* DIRECTION:
Output every entry exactly as written, skipping any pictures.

* ENTRIES:
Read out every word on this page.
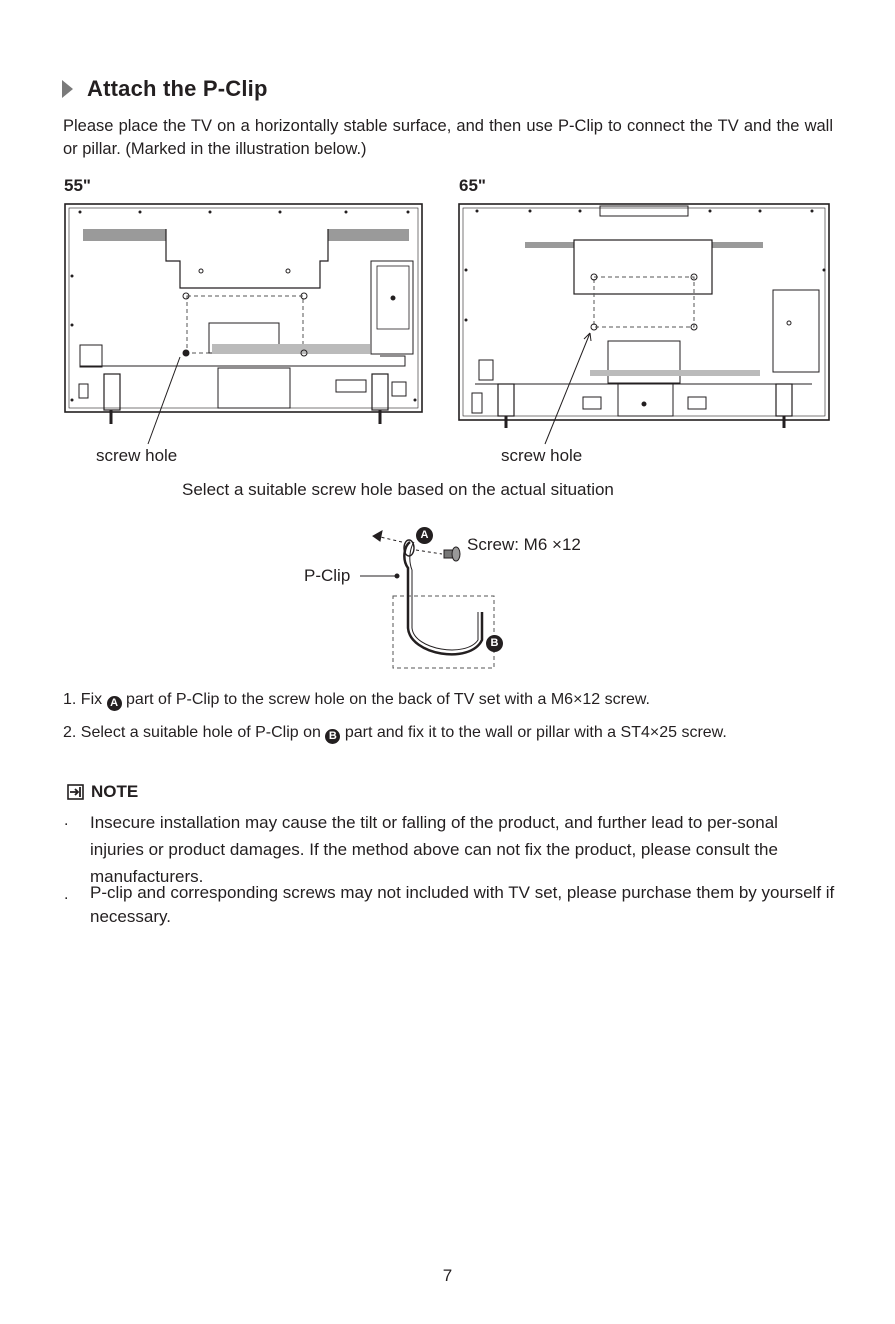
Attach the P-Clip
Please place the TV on a horizontally stable surface, and then use P-Clip to connect the TV and the wall or pillar. (Marked in the illustration below.)
55"	65"
screw hole	screw hole
Select a suitable screw hole based on the actual situation
A
B
Screw: M6 ×12
P-Clip
1. Fix A part of P-Clip to the screw hole on the back of TV set with a M6×12 screw.
2. Select a suitable hole of P-Clip on B part and fix it to the wall or pillar with a ST4×25 screw.
NOTE
. Insecure installation may cause the tilt or falling of the product, and further lead to per-sonal injuries or product damages. If the method above can not fix the product, please consult the manufacturers.
. P-clip and corresponding screws may not included with TV set, please purchase them by yourself if necessary.
7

* RESPONSE TO THE TASK:
Read out every word on this page.
Attach the P-Clip
Please place the TV on a horizontally stable surface, and then use P-Clip to connect the TV and the wall or pillar. (Marked in the illustration below.)
55"	65"
screw hole	screw hole
Select a suitable screw hole based on the actual situation
A
B
Screw: M6 ×12
P-Clip
1. Fix A part of P-Clip to the screw hole on the back of TV set with a M6×12 screw.
2. Select a suitable hole of P-Clip on B part and fix it to the wall or pillar with a ST4×25 screw.
NOTE
. Insecure installation may cause the tilt or falling of the product, and further lead to per-sonal injuries or product damages. If the method above can not fix the product, please consult the manufacturers.
. P-clip and corresponding screws may not included with TV set, please purchase them by yourself if necessary.
7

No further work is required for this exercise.